Transcribe the material verbatim in full; the pictures do not belong in the copy.

(Entries from a visual dataset)
-------------------------
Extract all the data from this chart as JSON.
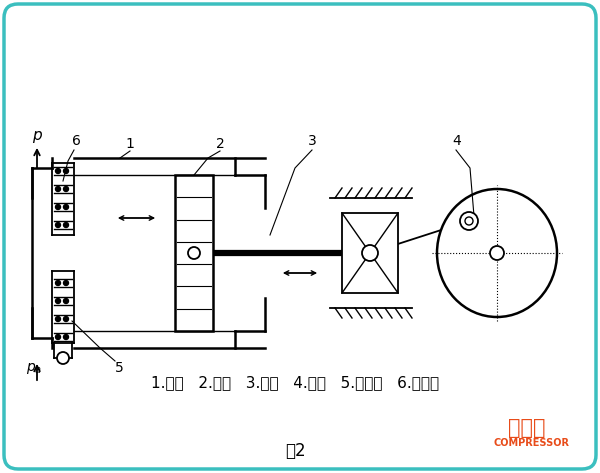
{
  "title": "图2",
  "caption": "1.气缸   2.活塞   3.连杆   4.曲柄   5.进气阀   6.出气阀",
  "bg_color": "#ffffff",
  "border_color": "#3bbfbf",
  "watermark_zh": "压缩机",
  "watermark_en": "COMPRESSOR"
}
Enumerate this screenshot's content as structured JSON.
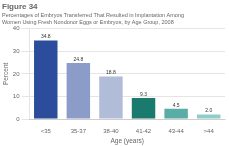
-------------------------
● **SOLUTION TO THIS EXERCISE**:
Extract all the data from this chart as JSON.
{
  "title": "图2",
  "caption": "1.气缸   2.活塞   3.连杆   4.曲柄   5.进气阀   6.出气阀",
  "bg_color": "#ffffff",
  "border_color": "#3bbfbf",
  "watermark_zh": "压缩机",
  "watermark_en": "COMPRESSOR"
}
Enumerate this screenshot's content as structured JSON.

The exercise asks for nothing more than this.